EXERCISE DIRECTIONS —
Exact reproduction is required for all entries.

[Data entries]
** Start **

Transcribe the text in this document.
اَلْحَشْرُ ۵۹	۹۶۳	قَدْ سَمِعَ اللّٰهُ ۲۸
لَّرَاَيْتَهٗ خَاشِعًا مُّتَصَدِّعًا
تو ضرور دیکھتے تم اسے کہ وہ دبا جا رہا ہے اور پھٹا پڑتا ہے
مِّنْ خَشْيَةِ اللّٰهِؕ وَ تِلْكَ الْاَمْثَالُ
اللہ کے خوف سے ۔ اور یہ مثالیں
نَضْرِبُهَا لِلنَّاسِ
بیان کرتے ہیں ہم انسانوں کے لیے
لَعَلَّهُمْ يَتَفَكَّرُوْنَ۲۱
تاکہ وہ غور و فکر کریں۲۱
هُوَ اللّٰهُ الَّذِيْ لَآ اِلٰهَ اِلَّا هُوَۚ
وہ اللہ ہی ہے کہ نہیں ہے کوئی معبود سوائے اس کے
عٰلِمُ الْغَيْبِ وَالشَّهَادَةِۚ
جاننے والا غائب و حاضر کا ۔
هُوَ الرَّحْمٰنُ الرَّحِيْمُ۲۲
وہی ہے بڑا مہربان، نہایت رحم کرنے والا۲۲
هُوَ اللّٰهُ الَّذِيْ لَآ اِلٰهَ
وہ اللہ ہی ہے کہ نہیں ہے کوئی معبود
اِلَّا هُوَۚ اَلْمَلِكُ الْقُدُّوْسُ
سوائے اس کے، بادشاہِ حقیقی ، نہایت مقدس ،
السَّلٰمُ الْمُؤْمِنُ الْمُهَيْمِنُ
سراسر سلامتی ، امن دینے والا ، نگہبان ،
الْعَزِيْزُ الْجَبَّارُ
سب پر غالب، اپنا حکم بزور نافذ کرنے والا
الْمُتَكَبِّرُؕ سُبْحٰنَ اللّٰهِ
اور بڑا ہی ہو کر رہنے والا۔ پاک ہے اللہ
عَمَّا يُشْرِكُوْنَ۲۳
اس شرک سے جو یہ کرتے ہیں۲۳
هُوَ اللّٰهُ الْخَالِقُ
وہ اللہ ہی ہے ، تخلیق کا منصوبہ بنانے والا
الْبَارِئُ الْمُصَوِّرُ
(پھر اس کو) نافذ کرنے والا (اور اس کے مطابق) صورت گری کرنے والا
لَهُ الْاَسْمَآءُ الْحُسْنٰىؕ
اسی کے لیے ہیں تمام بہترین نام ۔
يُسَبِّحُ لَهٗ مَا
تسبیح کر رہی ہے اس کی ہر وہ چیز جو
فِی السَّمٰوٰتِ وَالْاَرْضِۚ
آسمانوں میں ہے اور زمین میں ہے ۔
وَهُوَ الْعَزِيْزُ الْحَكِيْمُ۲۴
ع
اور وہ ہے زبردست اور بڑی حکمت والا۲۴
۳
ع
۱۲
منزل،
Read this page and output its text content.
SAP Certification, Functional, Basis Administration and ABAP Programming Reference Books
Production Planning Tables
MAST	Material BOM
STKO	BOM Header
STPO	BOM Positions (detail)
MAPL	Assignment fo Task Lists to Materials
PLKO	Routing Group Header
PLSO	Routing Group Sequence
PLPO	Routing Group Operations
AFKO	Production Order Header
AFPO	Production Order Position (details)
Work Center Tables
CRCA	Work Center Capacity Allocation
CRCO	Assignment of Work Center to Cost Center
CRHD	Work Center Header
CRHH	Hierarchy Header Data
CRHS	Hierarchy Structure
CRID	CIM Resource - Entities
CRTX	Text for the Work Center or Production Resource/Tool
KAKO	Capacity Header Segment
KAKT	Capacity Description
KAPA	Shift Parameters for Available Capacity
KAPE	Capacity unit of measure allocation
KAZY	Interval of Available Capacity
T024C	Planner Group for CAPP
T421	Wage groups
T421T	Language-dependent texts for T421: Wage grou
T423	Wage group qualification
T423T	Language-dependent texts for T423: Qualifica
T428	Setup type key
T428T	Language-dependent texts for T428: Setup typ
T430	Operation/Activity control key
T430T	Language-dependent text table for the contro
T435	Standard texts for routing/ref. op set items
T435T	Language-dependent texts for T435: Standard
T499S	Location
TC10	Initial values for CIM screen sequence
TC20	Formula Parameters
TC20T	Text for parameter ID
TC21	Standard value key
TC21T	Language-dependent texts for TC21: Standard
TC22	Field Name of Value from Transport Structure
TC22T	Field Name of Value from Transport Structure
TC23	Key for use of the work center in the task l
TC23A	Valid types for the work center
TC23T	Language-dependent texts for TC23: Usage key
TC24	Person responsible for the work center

** End **

ANSWER FOR THE TASK —
Transcribe the text in this document.
اَلْحَشْرُ ۵۹	۹۶۳	قَدْ سَمِعَ اللّٰهُ ۲۸
لَّرَاَيْتَهٗ خَاشِعًا مُّتَصَدِّعًا
تو ضرور دیکھتے تم اسے کہ وہ دبا جا رہا ہے اور پھٹا پڑتا ہے
مِّنْ خَشْيَةِ اللّٰهِؕ وَ تِلْكَ الْاَمْثَالُ
اللہ کے خوف سے ۔ اور یہ مثالیں
نَضْرِبُهَا لِلنَّاسِ
بیان کرتے ہیں ہم انسانوں کے لیے
لَعَلَّهُمْ يَتَفَكَّرُوْنَ۲۱
تاکہ وہ غور و فکر کریں۲۱
هُوَ اللّٰهُ الَّذِيْ لَآ اِلٰهَ اِلَّا هُوَۚ
وہ اللہ ہی ہے کہ نہیں ہے کوئی معبود سوائے اس کے
عٰلِمُ الْغَيْبِ وَالشَّهَادَةِۚ
جاننے والا غائب و حاضر کا ۔
هُوَ الرَّحْمٰنُ الرَّحِيْمُ۲۲
وہی ہے بڑا مہربان، نہایت رحم کرنے والا۲۲
هُوَ اللّٰهُ الَّذِيْ لَآ اِلٰهَ
وہ اللہ ہی ہے کہ نہیں ہے کوئی معبود
اِلَّا هُوَۚ اَلْمَلِكُ الْقُدُّوْسُ
سوائے اس کے، بادشاہِ حقیقی ، نہایت مقدس ،
السَّلٰمُ الْمُؤْمِنُ الْمُهَيْمِنُ
سراسر سلامتی ، امن دینے والا ، نگہبان ،
الْعَزِيْزُ الْجَبَّارُ
سب پر غالب، اپنا حکم بزور نافذ کرنے والا
الْمُتَكَبِّرُؕ سُبْحٰنَ اللّٰهِ
اور بڑا ہی ہو کر رہنے والا۔ پاک ہے اللہ
عَمَّا يُشْرِكُوْنَ۲۳
اس شرک سے جو یہ کرتے ہیں۲۳
هُوَ اللّٰهُ الْخَالِقُ
وہ اللہ ہی ہے ، تخلیق کا منصوبہ بنانے والا
الْبَارِئُ الْمُصَوِّرُ
(پھر اس کو) نافذ کرنے والا (اور اس کے مطابق) صورت گری کرنے والا
لَهُ الْاَسْمَآءُ الْحُسْنٰىؕ
اسی کے لیے ہیں تمام بہترین نام ۔
يُسَبِّحُ لَهٗ مَا
تسبیح کر رہی ہے اس کی ہر وہ چیز جو
فِی السَّمٰوٰتِ وَالْاَرْضِۚ
آسمانوں میں ہے اور زمین میں ہے ۔
وَهُوَ الْعَزِيْزُ الْحَكِيْمُ۲۴
ع
اور وہ ہے زبردست اور بڑی حکمت والا۲۴
۳
ع
۱۲
منزل،
Read this page and output its text content.
SAP Certification, Functional, Basis Administration and ABAP Programming Reference Books
Production Planning Tables
MAST	Material BOM
STKO	BOM Header
STPO	BOM Positions (detail)
MAPL	Assignment fo Task Lists to Materials
PLKO	Routing Group Header
PLSO	Routing Group Sequence
PLPO	Routing Group Operations
AFKO	Production Order Header
AFPO	Production Order Position (details)
Work Center Tables
CRCA	Work Center Capacity Allocation
CRCO	Assignment of Work Center to Cost Center
CRHD	Work Center Header
CRHH	Hierarchy Header Data
CRHS	Hierarchy Structure
CRID	CIM Resource - Entities
CRTX	Text for the Work Center or Production Resource/Tool
KAKO	Capacity Header Segment
KAKT	Capacity Description
KAPA	Shift Parameters for Available Capacity
KAPE	Capacity unit of measure allocation
KAZY	Interval of Available Capacity
T024C	Planner Group for CAPP
T421	Wage groups
T421T	Language-dependent texts for T421: Wage grou
T423	Wage group qualification
T423T	Language-dependent texts for T423: Qualifica
T428	Setup type key
T428T	Language-dependent texts for T428: Setup typ
T430	Operation/Activity control key
T430T	Language-dependent text table for the contro
T435	Standard texts for routing/ref. op set items
T435T	Language-dependent texts for T435: Standard
T499S	Location
TC10	Initial values for CIM screen sequence
TC20	Formula Parameters
TC20T	Text for parameter ID
TC21	Standard value key
TC21T	Language-dependent texts for TC21: Standard
TC22	Field Name of Value from Transport Structure
TC22T	Field Name of Value from Transport Structure
TC23	Key for use of the work center in the task l
TC23A	Valid types for the work center
TC23T	Language-dependent texts for TC23: Usage key
TC24	Person responsible for the work center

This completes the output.